#### DATA IN THIS EXERCISE ####

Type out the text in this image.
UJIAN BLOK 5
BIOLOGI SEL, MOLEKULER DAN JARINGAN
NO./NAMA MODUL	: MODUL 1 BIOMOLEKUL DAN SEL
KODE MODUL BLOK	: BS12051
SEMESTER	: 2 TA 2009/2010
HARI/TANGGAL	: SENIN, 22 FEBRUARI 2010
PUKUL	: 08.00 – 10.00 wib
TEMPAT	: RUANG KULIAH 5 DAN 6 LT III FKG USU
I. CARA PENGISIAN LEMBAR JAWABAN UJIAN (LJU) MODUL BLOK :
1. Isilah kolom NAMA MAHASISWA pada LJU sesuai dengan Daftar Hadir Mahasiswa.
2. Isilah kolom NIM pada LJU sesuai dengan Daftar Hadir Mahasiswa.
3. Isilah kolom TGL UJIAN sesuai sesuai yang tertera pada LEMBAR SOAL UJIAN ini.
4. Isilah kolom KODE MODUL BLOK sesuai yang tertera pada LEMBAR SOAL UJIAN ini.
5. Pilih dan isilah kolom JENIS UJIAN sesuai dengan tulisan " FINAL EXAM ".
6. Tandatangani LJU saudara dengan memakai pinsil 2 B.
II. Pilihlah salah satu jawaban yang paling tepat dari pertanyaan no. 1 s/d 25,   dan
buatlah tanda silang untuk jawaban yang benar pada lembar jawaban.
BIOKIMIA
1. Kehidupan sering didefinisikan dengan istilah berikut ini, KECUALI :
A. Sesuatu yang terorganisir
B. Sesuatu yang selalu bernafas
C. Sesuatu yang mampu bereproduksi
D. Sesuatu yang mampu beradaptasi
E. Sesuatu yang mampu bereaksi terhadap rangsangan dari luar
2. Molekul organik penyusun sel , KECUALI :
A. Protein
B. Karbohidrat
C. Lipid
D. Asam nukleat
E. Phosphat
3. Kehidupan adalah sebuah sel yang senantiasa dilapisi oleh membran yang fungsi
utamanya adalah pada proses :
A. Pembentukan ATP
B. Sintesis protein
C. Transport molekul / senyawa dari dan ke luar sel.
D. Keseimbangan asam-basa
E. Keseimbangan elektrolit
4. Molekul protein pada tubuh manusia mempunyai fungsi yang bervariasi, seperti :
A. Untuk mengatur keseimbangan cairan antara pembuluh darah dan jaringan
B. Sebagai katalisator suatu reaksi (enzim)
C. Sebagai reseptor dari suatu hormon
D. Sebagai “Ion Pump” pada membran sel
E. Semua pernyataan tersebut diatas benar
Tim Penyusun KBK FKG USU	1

####

TASK GOAL: Please output every record, keeping each line exact.

FINISHED EXERCISE:
Type out the text in this image.
UJIAN BLOK 5
BIOLOGI SEL, MOLEKULER DAN JARINGAN
NO./NAMA MODUL	: MODUL 1 BIOMOLEKUL DAN SEL
KODE MODUL BLOK	: BS12051
SEMESTER	: 2 TA 2009/2010
HARI/TANGGAL	: SENIN, 22 FEBRUARI 2010
PUKUL	: 08.00 – 10.00 wib
TEMPAT	: RUANG KULIAH 5 DAN 6 LT III FKG USU
I. CARA PENGISIAN LEMBAR JAWABAN UJIAN (LJU) MODUL BLOK :
1. Isilah kolom NAMA MAHASISWA pada LJU sesuai dengan Daftar Hadir Mahasiswa.
2. Isilah kolom NIM pada LJU sesuai dengan Daftar Hadir Mahasiswa.
3. Isilah kolom TGL UJIAN sesuai sesuai yang tertera pada LEMBAR SOAL UJIAN ini.
4. Isilah kolom KODE MODUL BLOK sesuai yang tertera pada LEMBAR SOAL UJIAN ini.
5. Pilih dan isilah kolom JENIS UJIAN sesuai dengan tulisan " FINAL EXAM ".
6. Tandatangani LJU saudara dengan memakai pinsil 2 B.
II. Pilihlah salah satu jawaban yang paling tepat dari pertanyaan no. 1 s/d 25,   dan
buatlah tanda silang untuk jawaban yang benar pada lembar jawaban.
BIOKIMIA
1. Kehidupan sering didefinisikan dengan istilah berikut ini, KECUALI :
A. Sesuatu yang terorganisir
B. Sesuatu yang selalu bernafas
C. Sesuatu yang mampu bereproduksi
D. Sesuatu yang mampu beradaptasi
E. Sesuatu yang mampu bereaksi terhadap rangsangan dari luar
2. Molekul organik penyusun sel , KECUALI :
A. Protein
B. Karbohidrat
C. Lipid
D. Asam nukleat
E. Phosphat
3. Kehidupan adalah sebuah sel yang senantiasa dilapisi oleh membran yang fungsi
utamanya adalah pada proses :
A. Pembentukan ATP
B. Sintesis protein
C. Transport molekul / senyawa dari dan ke luar sel.
D. Keseimbangan asam-basa
E. Keseimbangan elektrolit
4. Molekul protein pada tubuh manusia mempunyai fungsi yang bervariasi, seperti :
A. Untuk mengatur keseimbangan cairan antara pembuluh darah dan jaringan
B. Sebagai katalisator suatu reaksi (enzim)
C. Sebagai reseptor dari suatu hormon
D. Sebagai “Ion Pump” pada membran sel
E. Semua pernyataan tersebut diatas benar
Tim Penyusun KBK FKG USU	1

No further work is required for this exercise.